- **What you need to do**: Output the material word for word. Leave each picture out.

- **Information shown**:
=-=-=

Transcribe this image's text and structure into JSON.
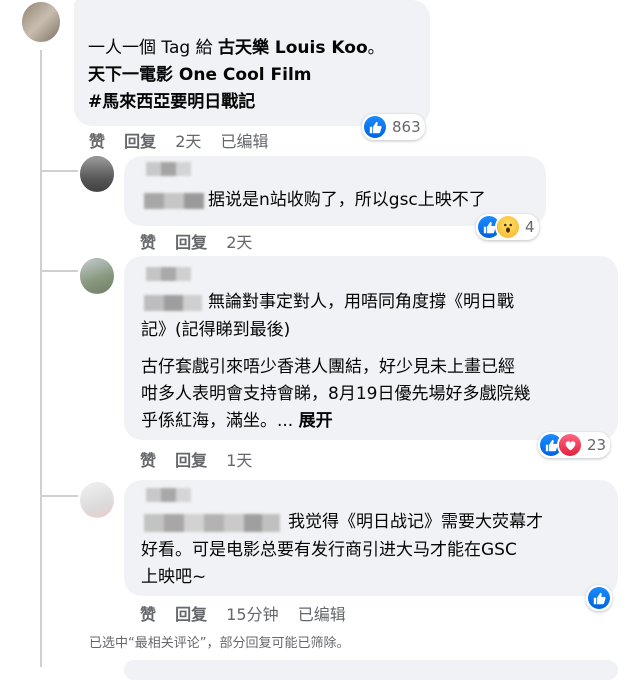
{
  "comments": [
    {
      "lines": [
        "一人一個 Tag 給 ",
        "古天樂 Louis Koo",
        "。"
      ],
      "line2": "天下一電影 One Cool Film",
      "line3": "#馬來西亞要明日戰記",
      "actions": {
        "like": "赞",
        "reply": "回复",
        "time": "2天",
        "edited": "已编辑"
      },
      "reaction_count": "863"
    },
    {
      "text": "据说是n站收购了，所以gsc上映不了",
      "actions": {
        "like": "赞",
        "reply": "回复",
        "time": "2天"
      },
      "reaction_count": "4"
    },
    {
      "line1": "無論對事定對人，用唔同角度撐《明日戰",
      "line2": "記》(記得睇到最後)",
      "line3": "古仔套戲引來唔少香港人團結，好少見未上畫已經",
      "line4": "咁多人表明會支持會睇，8月19日優先場好多戲院幾",
      "line5": "乎係紅海，滿坐。...",
      "see_more": "展开",
      "actions": {
        "like": "赞",
        "reply": "回复",
        "time": "1天"
      },
      "reaction_count": "23"
    },
    {
      "line1": "我觉得《明日战记》需要大荧幕才",
      "line2": "好看。可是电影总要有发行商引进大马才能在GSC",
      "line3": "上映吧~",
      "actions": {
        "like": "赞",
        "reply": "回复",
        "time": "15分钟",
        "edited": "已编辑"
      }
    }
  ],
  "footnote": "已选中“最相关评论”，部分回复可能已筛除。",
  "colors": {
    "bubble": "#f0f2f5",
    "like_blue": "#1877f2",
    "love_red": "#f33e58",
    "meta_gray": "#65676b"
  }
}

=-=-=

- **Output**:
Transcribe this image's text and structure into JSON.
{
  "comments": [
    {
      "lines": [
        "一人一個 Tag 給 ",
        "古天樂 Louis Koo",
        "。"
      ],
      "line2": "天下一電影 One Cool Film",
      "line3": "#馬來西亞要明日戰記",
      "actions": {
        "like": "赞",
        "reply": "回复",
        "time": "2天",
        "edited": "已编辑"
      },
      "reaction_count": "863"
    },
    {
      "text": "据说是n站收购了，所以gsc上映不了",
      "actions": {
        "like": "赞",
        "reply": "回复",
        "time": "2天"
      },
      "reaction_count": "4"
    },
    {
      "line1": "無論對事定對人，用唔同角度撐《明日戰",
      "line2": "記》(記得睇到最後)",
      "line3": "古仔套戲引來唔少香港人團結，好少見未上畫已經",
      "line4": "咁多人表明會支持會睇，8月19日優先場好多戲院幾",
      "line5": "乎係紅海，滿坐。...",
      "see_more": "展开",
      "actions": {
        "like": "赞",
        "reply": "回复",
        "time": "1天"
      },
      "reaction_count": "23"
    },
    {
      "line1": "我觉得《明日战记》需要大荧幕才",
      "line2": "好看。可是电影总要有发行商引进大马才能在GSC",
      "line3": "上映吧~",
      "actions": {
        "like": "赞",
        "reply": "回复",
        "time": "15分钟",
        "edited": "已编辑"
      }
    }
  ],
  "footnote": "已选中“最相关评论”，部分回复可能已筛除。",
  "colors": {
    "bubble": "#f0f2f5",
    "like_blue": "#1877f2",
    "love_red": "#f33e58",
    "meta_gray": "#65676b"
  }
}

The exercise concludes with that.